Find all lines in the listing that include the word "legend", then copy them.

Records about charts and figures:
━━━

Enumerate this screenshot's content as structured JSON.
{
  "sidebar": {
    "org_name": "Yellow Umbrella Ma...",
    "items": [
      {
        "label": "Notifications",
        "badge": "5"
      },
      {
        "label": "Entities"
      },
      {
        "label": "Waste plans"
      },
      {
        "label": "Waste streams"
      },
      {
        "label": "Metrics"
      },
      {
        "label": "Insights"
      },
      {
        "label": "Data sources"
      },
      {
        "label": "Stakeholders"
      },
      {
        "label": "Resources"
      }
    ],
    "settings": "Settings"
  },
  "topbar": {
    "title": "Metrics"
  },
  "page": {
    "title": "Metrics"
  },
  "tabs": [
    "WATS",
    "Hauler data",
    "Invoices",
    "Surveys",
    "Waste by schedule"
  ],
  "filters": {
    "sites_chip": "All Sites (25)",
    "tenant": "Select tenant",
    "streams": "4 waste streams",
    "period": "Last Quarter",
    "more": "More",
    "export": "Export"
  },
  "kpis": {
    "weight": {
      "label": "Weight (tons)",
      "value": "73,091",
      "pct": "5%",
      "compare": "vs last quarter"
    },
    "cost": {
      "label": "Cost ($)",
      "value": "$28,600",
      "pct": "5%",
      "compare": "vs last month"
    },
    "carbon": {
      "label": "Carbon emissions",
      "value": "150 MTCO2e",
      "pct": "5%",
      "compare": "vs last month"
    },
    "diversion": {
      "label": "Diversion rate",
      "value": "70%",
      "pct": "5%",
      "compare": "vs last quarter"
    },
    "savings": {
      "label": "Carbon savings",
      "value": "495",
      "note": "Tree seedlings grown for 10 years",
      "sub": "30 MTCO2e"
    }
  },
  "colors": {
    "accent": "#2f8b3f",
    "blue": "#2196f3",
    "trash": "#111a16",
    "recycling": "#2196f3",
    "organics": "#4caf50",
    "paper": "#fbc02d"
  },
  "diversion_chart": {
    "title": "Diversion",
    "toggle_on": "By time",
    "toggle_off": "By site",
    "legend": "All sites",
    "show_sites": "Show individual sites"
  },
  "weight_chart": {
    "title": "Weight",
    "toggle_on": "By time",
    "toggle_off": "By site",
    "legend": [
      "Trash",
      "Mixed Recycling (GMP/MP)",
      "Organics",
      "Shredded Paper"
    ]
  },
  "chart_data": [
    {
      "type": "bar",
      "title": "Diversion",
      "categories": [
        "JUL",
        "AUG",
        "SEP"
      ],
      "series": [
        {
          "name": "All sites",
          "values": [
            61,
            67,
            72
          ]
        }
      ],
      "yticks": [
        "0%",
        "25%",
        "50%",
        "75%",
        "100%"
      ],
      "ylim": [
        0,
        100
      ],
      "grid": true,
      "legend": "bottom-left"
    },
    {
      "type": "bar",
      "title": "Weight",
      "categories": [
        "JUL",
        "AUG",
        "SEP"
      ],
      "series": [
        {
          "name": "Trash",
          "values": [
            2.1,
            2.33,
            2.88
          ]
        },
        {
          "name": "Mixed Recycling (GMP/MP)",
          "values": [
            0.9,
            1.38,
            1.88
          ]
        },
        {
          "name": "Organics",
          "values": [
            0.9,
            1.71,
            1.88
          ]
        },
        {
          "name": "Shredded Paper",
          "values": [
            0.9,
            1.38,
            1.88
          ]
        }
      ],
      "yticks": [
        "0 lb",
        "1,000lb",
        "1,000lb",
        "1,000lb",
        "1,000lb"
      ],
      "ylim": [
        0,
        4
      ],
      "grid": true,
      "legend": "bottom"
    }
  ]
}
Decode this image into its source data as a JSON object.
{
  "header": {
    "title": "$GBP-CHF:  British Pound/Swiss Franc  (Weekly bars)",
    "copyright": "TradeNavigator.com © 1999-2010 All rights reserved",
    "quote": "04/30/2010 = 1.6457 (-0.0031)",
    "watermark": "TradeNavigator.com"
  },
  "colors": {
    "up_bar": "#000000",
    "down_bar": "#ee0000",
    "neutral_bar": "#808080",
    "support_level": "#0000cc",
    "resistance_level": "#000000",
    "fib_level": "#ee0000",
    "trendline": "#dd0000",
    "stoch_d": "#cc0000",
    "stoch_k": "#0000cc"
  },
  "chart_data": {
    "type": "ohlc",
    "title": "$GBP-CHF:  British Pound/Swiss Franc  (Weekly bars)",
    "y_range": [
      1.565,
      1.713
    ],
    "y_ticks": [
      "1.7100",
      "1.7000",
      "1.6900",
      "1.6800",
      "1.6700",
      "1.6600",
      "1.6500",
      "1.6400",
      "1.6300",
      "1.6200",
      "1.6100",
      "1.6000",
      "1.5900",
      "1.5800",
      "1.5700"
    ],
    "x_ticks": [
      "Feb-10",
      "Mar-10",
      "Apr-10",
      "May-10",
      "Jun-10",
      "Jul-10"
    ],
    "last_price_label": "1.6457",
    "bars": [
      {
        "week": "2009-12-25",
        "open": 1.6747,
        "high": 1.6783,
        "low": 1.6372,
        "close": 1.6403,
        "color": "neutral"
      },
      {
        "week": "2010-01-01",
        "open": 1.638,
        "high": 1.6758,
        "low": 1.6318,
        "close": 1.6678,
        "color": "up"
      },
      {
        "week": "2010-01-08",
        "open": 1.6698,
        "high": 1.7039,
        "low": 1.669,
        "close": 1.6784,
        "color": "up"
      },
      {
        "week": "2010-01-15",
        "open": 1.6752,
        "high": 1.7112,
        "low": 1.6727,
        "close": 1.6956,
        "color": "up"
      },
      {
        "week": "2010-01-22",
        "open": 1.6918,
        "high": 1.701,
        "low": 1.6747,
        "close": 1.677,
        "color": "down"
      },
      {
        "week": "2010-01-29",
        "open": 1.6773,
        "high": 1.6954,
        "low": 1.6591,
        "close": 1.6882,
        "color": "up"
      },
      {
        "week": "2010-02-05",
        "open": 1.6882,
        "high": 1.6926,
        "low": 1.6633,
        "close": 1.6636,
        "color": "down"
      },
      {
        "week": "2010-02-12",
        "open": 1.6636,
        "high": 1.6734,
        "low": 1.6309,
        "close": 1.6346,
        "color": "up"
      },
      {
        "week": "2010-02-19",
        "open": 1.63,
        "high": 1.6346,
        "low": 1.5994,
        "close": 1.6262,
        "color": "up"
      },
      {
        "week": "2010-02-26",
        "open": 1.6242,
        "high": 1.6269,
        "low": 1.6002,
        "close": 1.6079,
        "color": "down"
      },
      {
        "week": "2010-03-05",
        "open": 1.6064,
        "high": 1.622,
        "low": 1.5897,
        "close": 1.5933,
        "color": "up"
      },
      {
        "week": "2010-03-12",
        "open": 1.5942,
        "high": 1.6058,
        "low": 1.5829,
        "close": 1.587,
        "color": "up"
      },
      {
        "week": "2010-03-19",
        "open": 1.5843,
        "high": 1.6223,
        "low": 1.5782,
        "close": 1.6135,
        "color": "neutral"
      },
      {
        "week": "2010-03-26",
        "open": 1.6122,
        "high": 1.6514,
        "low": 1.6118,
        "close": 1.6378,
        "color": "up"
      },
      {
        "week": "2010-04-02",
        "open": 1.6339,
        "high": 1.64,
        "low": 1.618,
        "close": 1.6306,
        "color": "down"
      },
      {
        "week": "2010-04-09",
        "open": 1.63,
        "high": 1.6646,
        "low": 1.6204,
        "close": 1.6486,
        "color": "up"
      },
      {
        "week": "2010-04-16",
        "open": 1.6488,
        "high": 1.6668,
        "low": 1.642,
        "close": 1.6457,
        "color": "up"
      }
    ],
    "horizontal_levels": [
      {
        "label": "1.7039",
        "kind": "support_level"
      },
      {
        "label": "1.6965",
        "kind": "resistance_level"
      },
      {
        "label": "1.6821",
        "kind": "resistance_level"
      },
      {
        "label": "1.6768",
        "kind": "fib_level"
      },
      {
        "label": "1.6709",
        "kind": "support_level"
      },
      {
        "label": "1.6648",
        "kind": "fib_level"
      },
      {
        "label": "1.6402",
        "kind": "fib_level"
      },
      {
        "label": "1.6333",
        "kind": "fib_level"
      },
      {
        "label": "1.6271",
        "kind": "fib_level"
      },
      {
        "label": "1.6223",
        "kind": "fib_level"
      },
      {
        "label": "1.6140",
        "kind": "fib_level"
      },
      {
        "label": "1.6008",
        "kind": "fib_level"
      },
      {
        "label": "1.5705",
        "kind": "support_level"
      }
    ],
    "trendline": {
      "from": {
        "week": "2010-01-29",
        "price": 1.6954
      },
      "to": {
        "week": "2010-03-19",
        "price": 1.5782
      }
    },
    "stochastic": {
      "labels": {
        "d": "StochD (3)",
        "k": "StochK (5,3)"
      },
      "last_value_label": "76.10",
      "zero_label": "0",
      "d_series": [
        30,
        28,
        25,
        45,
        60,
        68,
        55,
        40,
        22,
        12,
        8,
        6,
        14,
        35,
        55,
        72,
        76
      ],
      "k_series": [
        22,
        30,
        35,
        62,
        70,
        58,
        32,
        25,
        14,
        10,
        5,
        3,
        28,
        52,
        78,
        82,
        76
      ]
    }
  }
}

━━━

_Written answer:_
    "legend": "All sites",
    "legend": [
      "legend": "bottom-left"
      "legend": "bottom"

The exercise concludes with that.